◆ REQUIRED WORK:
Omit all pictures. Copy the rest of the material exactly.

◆ SUPPLIED DATA:
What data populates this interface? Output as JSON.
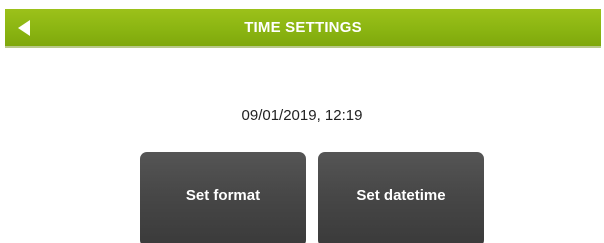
{
  "header": {
    "title": "TIME SETTINGS",
    "back_icon": "left-triangle-arrow",
    "color": "#8bb512"
  },
  "main": {
    "current_datetime": "09/01/2019, 12:19",
    "buttons": {
      "set_format_label": "Set format",
      "set_datetime_label": "Set datetime"
    },
    "button_color": "#474747"
  }
}
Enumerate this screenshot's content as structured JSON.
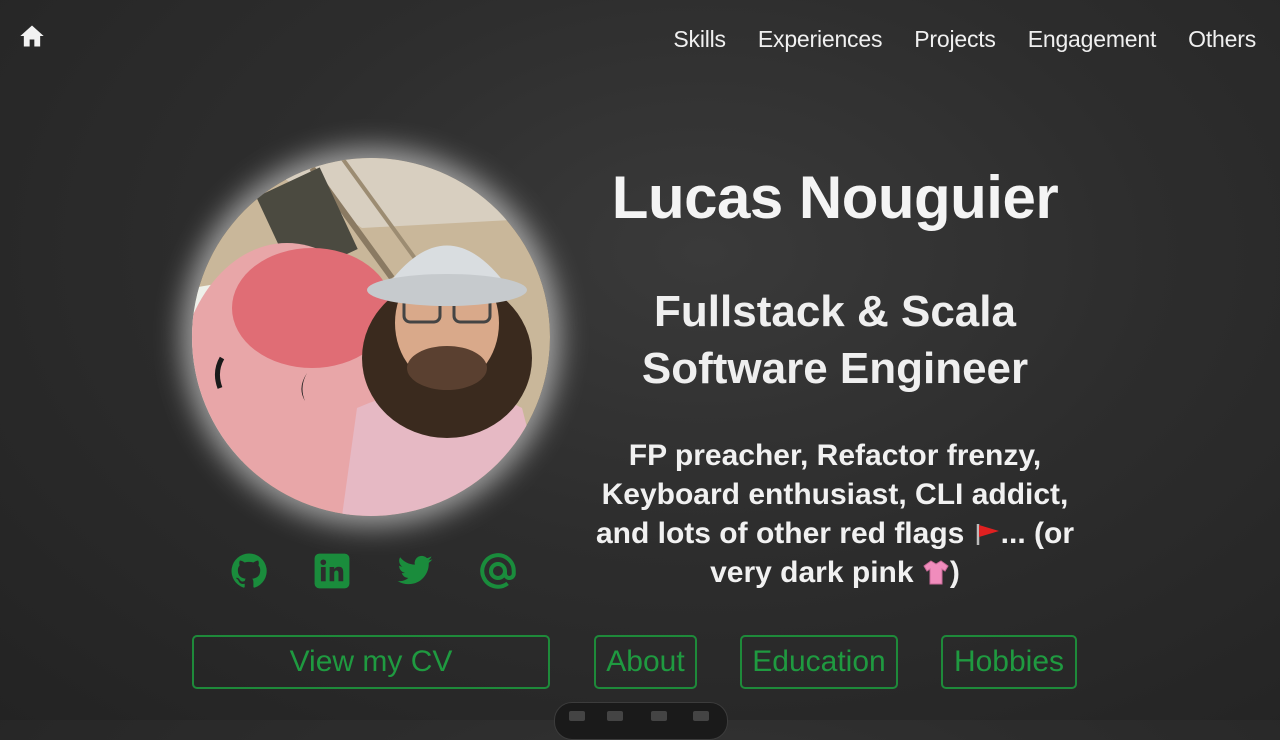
{
  "nav": {
    "home_icon": "home-icon",
    "items": [
      {
        "label": "Skills"
      },
      {
        "label": "Experiences"
      },
      {
        "label": "Projects"
      },
      {
        "label": "Engagement"
      },
      {
        "label": "Others"
      }
    ]
  },
  "profile": {
    "name": "Lucas Nouguier",
    "role_line1": "Fullstack & Scala",
    "role_line2": "Software Engineer",
    "tagline_part1": "FP preacher, Refactor frenzy, Keyboard enthusiast, CLI addict, and lots of other red flags ",
    "tagline_part2": "... (or very dark pink ",
    "tagline_part3": ")"
  },
  "socials": [
    {
      "icon": "github-icon"
    },
    {
      "icon": "linkedin-icon"
    },
    {
      "icon": "twitter-icon"
    },
    {
      "icon": "email-at-icon"
    }
  ],
  "buttons": {
    "cv": "View my CV",
    "about": "About",
    "education": "Education",
    "hobbies": "Hobbies"
  },
  "colors": {
    "accent_green": "#1f9a40",
    "background": "#2d2d2d",
    "text": "#f0f0f0"
  }
}
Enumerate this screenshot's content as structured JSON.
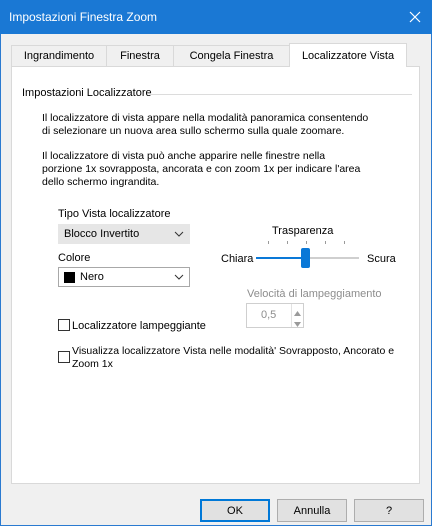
{
  "window": {
    "title": "Impostazioni Finestra Zoom"
  },
  "tabs": [
    {
      "label": "Ingrandimento"
    },
    {
      "label": "Finestra"
    },
    {
      "label": "Congela Finestra"
    },
    {
      "label": "Localizzatore Vista"
    }
  ],
  "active_tab": "Localizzatore Vista",
  "group": {
    "title": "Impostazioni Localizzatore",
    "para1": [
      "Il localizzatore di vista appare nella modalità panoramica consentendo",
      "di selezionare un nuova area sullo schermo sulla quale zoomare."
    ],
    "para2": [
      "Il localizzatore di vista può anche apparire nelle finestre nella",
      "porzione 1x sovrapposta, ancorata e con zoom 1x per indicare l'area",
      "dello schermo ingrandita."
    ]
  },
  "type": {
    "label": "Tipo Vista localizzatore",
    "value": "Blocco Invertito"
  },
  "color": {
    "label": "Colore",
    "value": "Nero",
    "swatch": "#000000"
  },
  "transparency": {
    "label": "Trasparenza",
    "min_label": "Chiara",
    "max_label": "Scura",
    "value_percent": 48
  },
  "blink_speed": {
    "label": "Velocità di lampeggiamento",
    "value": "0,5"
  },
  "checkbox_blink": {
    "label": "Localizzatore lampeggiante",
    "checked": false
  },
  "checkbox_show": {
    "label_line1": "Visualizza localizzatore Vista nelle modalità' Sovrapposto, Ancorato e",
    "label_line2": "Zoom 1x",
    "checked": false
  },
  "buttons": {
    "ok": "OK",
    "cancel": "Annulla",
    "help": "?"
  },
  "colors": {
    "accent": "#0a78d7",
    "titlebar": "#1a78d4"
  },
  "icons": {
    "close": "close-icon",
    "dropdown": "chevron-down-icon",
    "spin_up": "spin-up-icon",
    "spin_down": "spin-down-icon"
  }
}
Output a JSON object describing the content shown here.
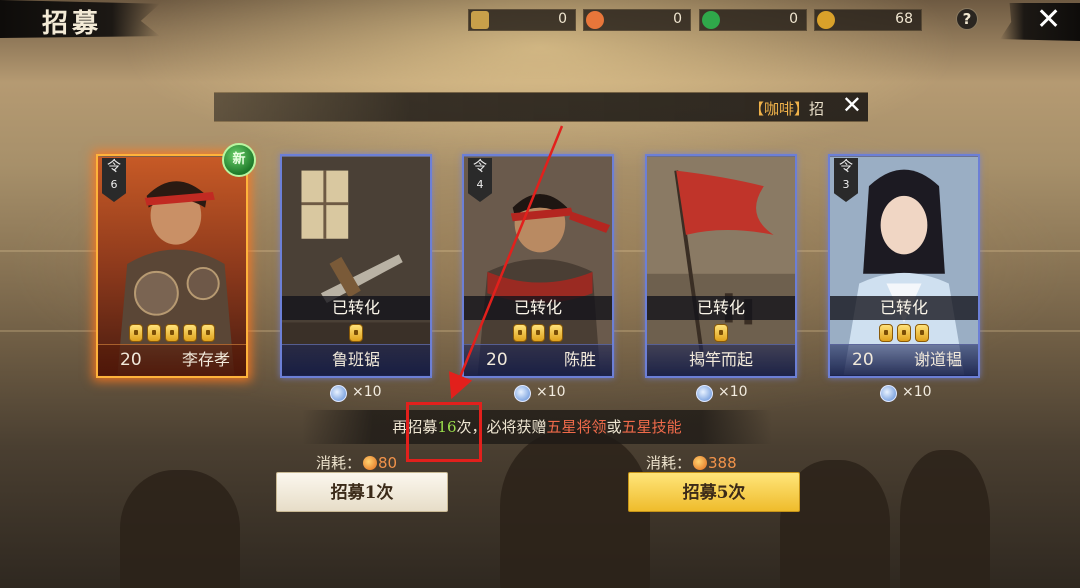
{
  "title": "招募",
  "currencies": [
    {
      "icon": "token-scroll-icon",
      "value": "0",
      "color": "#c9a04a"
    },
    {
      "icon": "jade-orange-icon",
      "value": "0",
      "color": "#e8763a"
    },
    {
      "icon": "jade-green-icon",
      "value": "0",
      "color": "#2fa84a"
    },
    {
      "icon": "gold-coin-icon",
      "value": "68",
      "color": "#d9a12a"
    }
  ],
  "help_label": "?",
  "close_label": "✕",
  "marquee": {
    "text_highlight": "【咖啡】",
    "text_tail": "招",
    "close_label": "✕"
  },
  "cards": [
    {
      "token_label": "令",
      "token_num": "6",
      "level": "20",
      "name": "李存孝",
      "converted": "",
      "stars": 5,
      "reward": "×10"
    },
    {
      "token_label": "",
      "token_num": "",
      "level": "",
      "name": "鲁班锯",
      "converted": "已转化",
      "stars": 1,
      "reward": "×10"
    },
    {
      "token_label": "令",
      "token_num": "4",
      "level": "20",
      "name": "陈胜",
      "converted": "已转化",
      "stars": 3,
      "reward": "×10"
    },
    {
      "token_label": "",
      "token_num": "",
      "level": "",
      "name": "揭竿而起",
      "converted": "已转化",
      "stars": 1,
      "reward": "×10"
    },
    {
      "token_label": "令",
      "token_num": "3",
      "level": "20",
      "name": "谢道韫",
      "converted": "已转化",
      "stars": 3,
      "reward": "×10"
    }
  ],
  "new_badge": "新",
  "notice": {
    "prefix": "再招募",
    "count": "16",
    "mid": "次，必将获赠",
    "reward1": "五星将领",
    "or": "或",
    "reward2": "五星技能"
  },
  "recruit_once": {
    "cost_label": "消耗：",
    "cost_value": "80",
    "button_label": "招募1次"
  },
  "recruit_five": {
    "cost_label": "消耗：",
    "cost_value": "388",
    "button_label": "招募5次"
  }
}
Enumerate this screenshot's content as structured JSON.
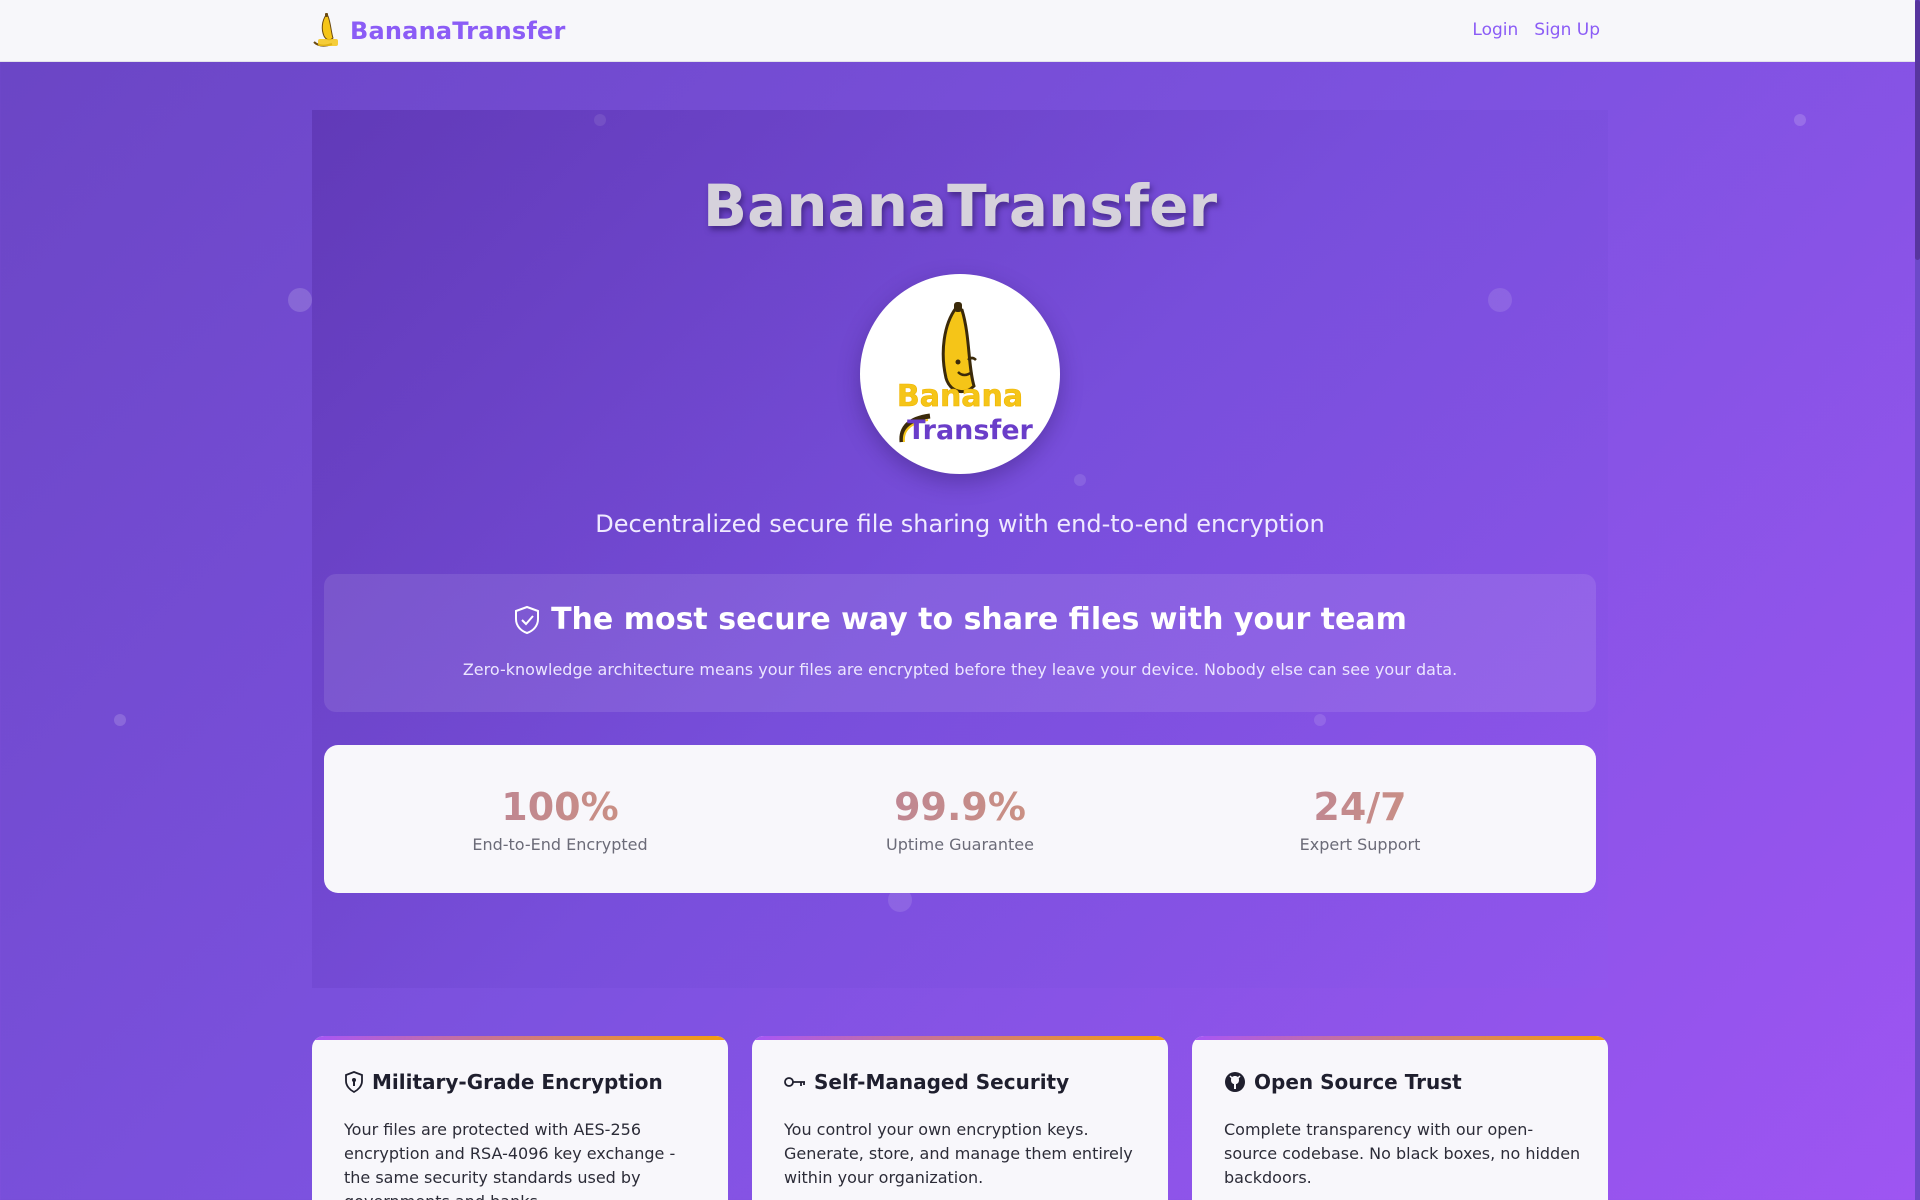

◆ ANSWER FOR THIS EXERCISE:
What data populates this interface? Output as JSON.
{
  "header": {
    "title": "TIME SETTINGS",
    "back_icon": "left-triangle-arrow",
    "color": "#8bb512"
  },
  "main": {
    "current_datetime": "09/01/2019, 12:19",
    "buttons": {
      "set_format_label": "Set format",
      "set_datetime_label": "Set datetime"
    },
    "button_color": "#474747"
  }
}
Enumerate this screenshot's content as structured JSON.
{
  "nav": {
    "home_icon": "home-icon",
    "items": [
      {
        "label": "Skills"
      },
      {
        "label": "Experiences"
      },
      {
        "label": "Projects"
      },
      {
        "label": "Engagement"
      },
      {
        "label": "Others"
      }
    ]
  },
  "profile": {
    "name": "Lucas Nouguier",
    "role_line1": "Fullstack & Scala",
    "role_line2": "Software Engineer",
    "tagline_part1": "FP preacher, Refactor frenzy, Keyboard enthusiast, CLI addict, and lots of other red flags ",
    "tagline_part2": "... (or very dark pink ",
    "tagline_part3": ")"
  },
  "socials": [
    {
      "icon": "github-icon"
    },
    {
      "icon": "linkedin-icon"
    },
    {
      "icon": "twitter-icon"
    },
    {
      "icon": "email-at-icon"
    }
  ],
  "buttons": {
    "cv": "View my CV",
    "about": "About",
    "education": "Education",
    "hobbies": "Hobbies"
  },
  "colors": {
    "accent_green": "#1f9a40",
    "background": "#2d2d2d",
    "text": "#f0f0f0"
  }
}
Enumerate this screenshot's content as structured JSON.
{
  "window": {
    "title": "Impostazioni Finestra Zoom"
  },
  "tabs": [
    {
      "label": "Ingrandimento"
    },
    {
      "label": "Finestra"
    },
    {
      "label": "Congela Finestra"
    },
    {
      "label": "Localizzatore Vista"
    }
  ],
  "active_tab": "Localizzatore Vista",
  "group": {
    "title": "Impostazioni Localizzatore",
    "para1": [
      "Il localizzatore di vista appare nella modalità panoramica consentendo",
      "di selezionare un nuova area sullo schermo sulla quale zoomare."
    ],
    "para2": [
      "Il localizzatore di vista può anche apparire nelle finestre nella",
      "porzione 1x sovrapposta, ancorata e con zoom 1x per indicare l'area",
      "dello schermo ingrandita."
    ]
  },
  "type": {
    "label": "Tipo Vista localizzatore",
    "value": "Blocco Invertito"
  },
  "color": {
    "label": "Colore",
    "value": "Nero",
    "swatch": "#000000"
  },
  "transparency": {
    "label": "Trasparenza",
    "min_label": "Chiara",
    "max_label": "Scura",
    "value_percent": 48
  },
  "blink_speed": {
    "label": "Velocità di lampeggiamento",
    "value": "0,5"
  },
  "checkbox_blink": {
    "label": "Localizzatore lampeggiante",
    "checked": false
  },
  "checkbox_show": {
    "label_line1": "Visualizza localizzatore Vista nelle modalità' Sovrapposto, Ancorato e",
    "label_line2": "Zoom 1x",
    "checked": false
  },
  "buttons": {
    "ok": "OK",
    "cancel": "Annulla",
    "help": "?"
  },
  "colors": {
    "accent": "#0a78d7",
    "titlebar": "#1a78d4"
  },
  "icons": {
    "close": "close-icon",
    "dropdown": "chevron-down-icon",
    "spin_up": "spin-up-icon",
    "spin_down": "spin-down-icon"
  }
}
Output a JSON object describing the content shown here.
{
  "title": "招募",
  "currencies": [
    {
      "icon": "token-scroll-icon",
      "value": "0",
      "color": "#c9a04a"
    },
    {
      "icon": "jade-orange-icon",
      "value": "0",
      "color": "#e8763a"
    },
    {
      "icon": "jade-green-icon",
      "value": "0",
      "color": "#2fa84a"
    },
    {
      "icon": "gold-coin-icon",
      "value": "68",
      "color": "#d9a12a"
    }
  ],
  "help_label": "?",
  "close_label": "✕",
  "marquee": {
    "text_highlight": "【咖啡】",
    "text_tail": "招",
    "close_label": "✕"
  },
  "cards": [
    {
      "token_label": "令",
      "token_num": "6",
      "level": "20",
      "name": "李存孝",
      "converted": "",
      "stars": 5,
      "reward": "×10"
    },
    {
      "token_label": "",
      "token_num": "",
      "level": "",
      "name": "鲁班锯",
      "converted": "已转化",
      "stars": 1,
      "reward": "×10"
    },
    {
      "token_label": "令",
      "token_num": "4",
      "level": "20",
      "name": "陈胜",
      "converted": "已转化",
      "stars": 3,
      "reward": "×10"
    },
    {
      "token_label": "",
      "token_num": "",
      "level": "",
      "name": "揭竿而起",
      "converted": "已转化",
      "stars": 1,
      "reward": "×10"
    },
    {
      "token_label": "令",
      "token_num": "3",
      "level": "20",
      "name": "谢道韫",
      "converted": "已转化",
      "stars": 3,
      "reward": "×10"
    }
  ],
  "new_badge": "新",
  "notice": {
    "prefix": "再招募",
    "count": "16",
    "mid": "次，必将获赠",
    "reward1": "五星将领",
    "or": "或",
    "reward2": "五星技能"
  },
  "recruit_once": {
    "cost_label": "消耗：",
    "cost_value": "80",
    "button_label": "招募1次"
  },
  "recruit_five": {
    "cost_label": "消耗：",
    "cost_value": "388",
    "button_label": "招募5次"
  }
}
Enumerate this screenshot's content as structured JSON.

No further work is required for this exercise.